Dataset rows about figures

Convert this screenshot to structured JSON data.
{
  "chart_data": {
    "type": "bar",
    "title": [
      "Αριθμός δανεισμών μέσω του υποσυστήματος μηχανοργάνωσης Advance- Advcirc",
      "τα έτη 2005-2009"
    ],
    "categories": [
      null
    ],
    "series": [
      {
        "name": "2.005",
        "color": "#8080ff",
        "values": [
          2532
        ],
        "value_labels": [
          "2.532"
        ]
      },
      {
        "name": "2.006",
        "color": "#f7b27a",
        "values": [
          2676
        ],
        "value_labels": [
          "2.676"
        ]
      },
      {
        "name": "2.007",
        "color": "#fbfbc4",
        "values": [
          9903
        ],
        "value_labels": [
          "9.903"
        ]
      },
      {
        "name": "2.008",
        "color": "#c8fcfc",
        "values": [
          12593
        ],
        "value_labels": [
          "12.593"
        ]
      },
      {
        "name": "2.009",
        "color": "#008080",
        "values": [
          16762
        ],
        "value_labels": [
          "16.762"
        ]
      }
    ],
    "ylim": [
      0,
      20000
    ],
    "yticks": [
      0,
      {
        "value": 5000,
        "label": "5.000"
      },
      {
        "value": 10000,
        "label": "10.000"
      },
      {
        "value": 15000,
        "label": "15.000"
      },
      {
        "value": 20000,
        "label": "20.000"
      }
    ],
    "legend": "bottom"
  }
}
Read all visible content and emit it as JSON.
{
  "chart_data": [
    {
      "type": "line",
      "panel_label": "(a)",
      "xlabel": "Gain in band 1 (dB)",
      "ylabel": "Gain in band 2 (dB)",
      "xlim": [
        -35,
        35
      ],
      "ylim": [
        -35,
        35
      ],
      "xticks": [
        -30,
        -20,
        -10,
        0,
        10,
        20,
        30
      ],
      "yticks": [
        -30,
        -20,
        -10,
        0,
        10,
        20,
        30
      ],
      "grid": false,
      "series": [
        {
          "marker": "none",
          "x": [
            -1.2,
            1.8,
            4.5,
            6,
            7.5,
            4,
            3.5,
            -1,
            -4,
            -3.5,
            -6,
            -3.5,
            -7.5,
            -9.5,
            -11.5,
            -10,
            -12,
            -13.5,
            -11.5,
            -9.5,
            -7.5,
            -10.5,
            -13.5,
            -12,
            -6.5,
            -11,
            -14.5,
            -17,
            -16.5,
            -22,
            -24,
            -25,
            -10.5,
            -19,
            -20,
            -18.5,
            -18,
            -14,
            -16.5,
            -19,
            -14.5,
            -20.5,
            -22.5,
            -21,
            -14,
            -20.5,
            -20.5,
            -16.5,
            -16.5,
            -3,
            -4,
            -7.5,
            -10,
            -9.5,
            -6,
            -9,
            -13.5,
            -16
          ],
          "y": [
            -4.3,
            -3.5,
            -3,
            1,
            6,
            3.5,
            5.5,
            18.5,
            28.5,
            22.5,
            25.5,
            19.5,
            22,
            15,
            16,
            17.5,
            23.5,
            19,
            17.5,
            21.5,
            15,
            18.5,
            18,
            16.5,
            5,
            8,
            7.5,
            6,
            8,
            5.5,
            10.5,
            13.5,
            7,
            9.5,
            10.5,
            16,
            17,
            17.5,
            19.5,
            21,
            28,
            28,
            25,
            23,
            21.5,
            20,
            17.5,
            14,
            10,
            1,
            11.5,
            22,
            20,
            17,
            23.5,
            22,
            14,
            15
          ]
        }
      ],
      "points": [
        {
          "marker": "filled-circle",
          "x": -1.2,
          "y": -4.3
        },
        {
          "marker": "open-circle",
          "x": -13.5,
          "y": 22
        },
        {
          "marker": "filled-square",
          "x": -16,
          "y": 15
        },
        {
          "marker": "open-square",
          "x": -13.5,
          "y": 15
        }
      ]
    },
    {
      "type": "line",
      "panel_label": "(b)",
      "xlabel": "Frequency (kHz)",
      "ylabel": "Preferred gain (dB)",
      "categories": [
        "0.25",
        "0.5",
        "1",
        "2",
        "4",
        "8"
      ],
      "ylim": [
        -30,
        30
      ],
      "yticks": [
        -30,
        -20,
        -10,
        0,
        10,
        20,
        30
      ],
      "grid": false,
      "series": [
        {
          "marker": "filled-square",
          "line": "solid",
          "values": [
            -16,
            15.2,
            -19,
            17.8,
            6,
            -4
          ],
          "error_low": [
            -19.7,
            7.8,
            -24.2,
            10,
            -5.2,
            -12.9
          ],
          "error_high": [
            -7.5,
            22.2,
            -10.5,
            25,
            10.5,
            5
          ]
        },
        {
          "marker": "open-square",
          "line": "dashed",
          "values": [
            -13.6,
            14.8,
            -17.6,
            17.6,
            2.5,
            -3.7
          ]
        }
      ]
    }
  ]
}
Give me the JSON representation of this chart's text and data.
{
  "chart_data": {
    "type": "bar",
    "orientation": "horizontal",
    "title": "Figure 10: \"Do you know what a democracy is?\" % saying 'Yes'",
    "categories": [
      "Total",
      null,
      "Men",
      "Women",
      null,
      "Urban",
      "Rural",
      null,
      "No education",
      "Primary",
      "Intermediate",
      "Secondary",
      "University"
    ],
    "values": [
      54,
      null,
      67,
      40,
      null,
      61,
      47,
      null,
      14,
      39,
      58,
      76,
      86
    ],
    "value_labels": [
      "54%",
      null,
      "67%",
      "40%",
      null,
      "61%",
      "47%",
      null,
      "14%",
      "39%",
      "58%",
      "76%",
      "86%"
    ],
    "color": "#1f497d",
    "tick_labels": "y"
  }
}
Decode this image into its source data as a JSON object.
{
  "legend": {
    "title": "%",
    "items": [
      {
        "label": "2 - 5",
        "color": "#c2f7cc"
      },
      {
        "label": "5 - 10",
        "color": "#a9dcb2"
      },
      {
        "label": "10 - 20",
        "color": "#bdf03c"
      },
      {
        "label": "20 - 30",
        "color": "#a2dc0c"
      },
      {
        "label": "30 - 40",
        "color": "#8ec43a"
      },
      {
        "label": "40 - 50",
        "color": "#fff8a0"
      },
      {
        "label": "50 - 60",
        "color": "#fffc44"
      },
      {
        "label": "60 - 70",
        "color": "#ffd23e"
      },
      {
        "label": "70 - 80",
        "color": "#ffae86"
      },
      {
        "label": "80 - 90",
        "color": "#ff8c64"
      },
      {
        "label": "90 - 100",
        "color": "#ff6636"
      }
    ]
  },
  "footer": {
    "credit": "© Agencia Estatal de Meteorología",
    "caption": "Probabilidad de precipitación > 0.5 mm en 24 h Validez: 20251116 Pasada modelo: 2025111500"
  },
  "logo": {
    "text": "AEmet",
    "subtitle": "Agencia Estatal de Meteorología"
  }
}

#### [Directive]
Repeat the records above exactly as they appear.

#### [Reply to the exercise]
Convert this screenshot to structured JSON data.
{
  "chart_data": {
    "type": "bar",
    "title": [
      "Αριθμός δανεισμών μέσω του υποσυστήματος μηχανοργάνωσης Advance- Advcirc",
      "τα έτη 2005-2009"
    ],
    "categories": [
      null
    ],
    "series": [
      {
        "name": "2.005",
        "color": "#8080ff",
        "values": [
          2532
        ],
        "value_labels": [
          "2.532"
        ]
      },
      {
        "name": "2.006",
        "color": "#f7b27a",
        "values": [
          2676
        ],
        "value_labels": [
          "2.676"
        ]
      },
      {
        "name": "2.007",
        "color": "#fbfbc4",
        "values": [
          9903
        ],
        "value_labels": [
          "9.903"
        ]
      },
      {
        "name": "2.008",
        "color": "#c8fcfc",
        "values": [
          12593
        ],
        "value_labels": [
          "12.593"
        ]
      },
      {
        "name": "2.009",
        "color": "#008080",
        "values": [
          16762
        ],
        "value_labels": [
          "16.762"
        ]
      }
    ],
    "ylim": [
      0,
      20000
    ],
    "yticks": [
      0,
      {
        "value": 5000,
        "label": "5.000"
      },
      {
        "value": 10000,
        "label": "10.000"
      },
      {
        "value": 15000,
        "label": "15.000"
      },
      {
        "value": 20000,
        "label": "20.000"
      }
    ],
    "legend": "bottom"
  }
}
Read all visible content and emit it as JSON.
{
  "chart_data": [
    {
      "type": "line",
      "panel_label": "(a)",
      "xlabel": "Gain in band 1 (dB)",
      "ylabel": "Gain in band 2 (dB)",
      "xlim": [
        -35,
        35
      ],
      "ylim": [
        -35,
        35
      ],
      "xticks": [
        -30,
        -20,
        -10,
        0,
        10,
        20,
        30
      ],
      "yticks": [
        -30,
        -20,
        -10,
        0,
        10,
        20,
        30
      ],
      "grid": false,
      "series": [
        {
          "marker": "none",
          "x": [
            -1.2,
            1.8,
            4.5,
            6,
            7.5,
            4,
            3.5,
            -1,
            -4,
            -3.5,
            -6,
            -3.5,
            -7.5,
            -9.5,
            -11.5,
            -10,
            -12,
            -13.5,
            -11.5,
            -9.5,
            -7.5,
            -10.5,
            -13.5,
            -12,
            -6.5,
            -11,
            -14.5,
            -17,
            -16.5,
            -22,
            -24,
            -25,
            -10.5,
            -19,
            -20,
            -18.5,
            -18,
            -14,
            -16.5,
            -19,
            -14.5,
            -20.5,
            -22.5,
            -21,
            -14,
            -20.5,
            -20.5,
            -16.5,
            -16.5,
            -3,
            -4,
            -7.5,
            -10,
            -9.5,
            -6,
            -9,
            -13.5,
            -16
          ],
          "y": [
            -4.3,
            -3.5,
            -3,
            1,
            6,
            3.5,
            5.5,
            18.5,
            28.5,
            22.5,
            25.5,
            19.5,
            22,
            15,
            16,
            17.5,
            23.5,
            19,
            17.5,
            21.5,
            15,
            18.5,
            18,
            16.5,
            5,
            8,
            7.5,
            6,
            8,
            5.5,
            10.5,
            13.5,
            7,
            9.5,
            10.5,
            16,
            17,
            17.5,
            19.5,
            21,
            28,
            28,
            25,
            23,
            21.5,
            20,
            17.5,
            14,
            10,
            1,
            11.5,
            22,
            20,
            17,
            23.5,
            22,
            14,
            15
          ]
        }
      ],
      "points": [
        {
          "marker": "filled-circle",
          "x": -1.2,
          "y": -4.3
        },
        {
          "marker": "open-circle",
          "x": -13.5,
          "y": 22
        },
        {
          "marker": "filled-square",
          "x": -16,
          "y": 15
        },
        {
          "marker": "open-square",
          "x": -13.5,
          "y": 15
        }
      ]
    },
    {
      "type": "line",
      "panel_label": "(b)",
      "xlabel": "Frequency (kHz)",
      "ylabel": "Preferred gain (dB)",
      "categories": [
        "0.25",
        "0.5",
        "1",
        "2",
        "4",
        "8"
      ],
      "ylim": [
        -30,
        30
      ],
      "yticks": [
        -30,
        -20,
        -10,
        0,
        10,
        20,
        30
      ],
      "grid": false,
      "series": [
        {
          "marker": "filled-square",
          "line": "solid",
          "values": [
            -16,
            15.2,
            -19,
            17.8,
            6,
            -4
          ],
          "error_low": [
            -19.7,
            7.8,
            -24.2,
            10,
            -5.2,
            -12.9
          ],
          "error_high": [
            -7.5,
            22.2,
            -10.5,
            25,
            10.5,
            5
          ]
        },
        {
          "marker": "open-square",
          "line": "dashed",
          "values": [
            -13.6,
            14.8,
            -17.6,
            17.6,
            2.5,
            -3.7
          ]
        }
      ]
    }
  ]
}
Give me the JSON representation of this chart's text and data.
{
  "chart_data": {
    "type": "bar",
    "orientation": "horizontal",
    "title": "Figure 10: \"Do you know what a democracy is?\" % saying 'Yes'",
    "categories": [
      "Total",
      null,
      "Men",
      "Women",
      null,
      "Urban",
      "Rural",
      null,
      "No education",
      "Primary",
      "Intermediate",
      "Secondary",
      "University"
    ],
    "values": [
      54,
      null,
      67,
      40,
      null,
      61,
      47,
      null,
      14,
      39,
      58,
      76,
      86
    ],
    "value_labels": [
      "54%",
      null,
      "67%",
      "40%",
      null,
      "61%",
      "47%",
      null,
      "14%",
      "39%",
      "58%",
      "76%",
      "86%"
    ],
    "color": "#1f497d",
    "tick_labels": "y"
  }
}
Decode this image into its source data as a JSON object.
{
  "legend": {
    "title": "%",
    "items": [
      {
        "label": "2 - 5",
        "color": "#c2f7cc"
      },
      {
        "label": "5 - 10",
        "color": "#a9dcb2"
      },
      {
        "label": "10 - 20",
        "color": "#bdf03c"
      },
      {
        "label": "20 - 30",
        "color": "#a2dc0c"
      },
      {
        "label": "30 - 40",
        "color": "#8ec43a"
      },
      {
        "label": "40 - 50",
        "color": "#fff8a0"
      },
      {
        "label": "50 - 60",
        "color": "#fffc44"
      },
      {
        "label": "60 - 70",
        "color": "#ffd23e"
      },
      {
        "label": "70 - 80",
        "color": "#ffae86"
      },
      {
        "label": "80 - 90",
        "color": "#ff8c64"
      },
      {
        "label": "90 - 100",
        "color": "#ff6636"
      }
    ]
  },
  "footer": {
    "credit": "© Agencia Estatal de Meteorología",
    "caption": "Probabilidad de precipitación > 0.5 mm en 24 h Validez: 20251116 Pasada modelo: 2025111500"
  },
  "logo": {
    "text": "AEmet",
    "subtitle": "Agencia Estatal de Meteorología"
  }
}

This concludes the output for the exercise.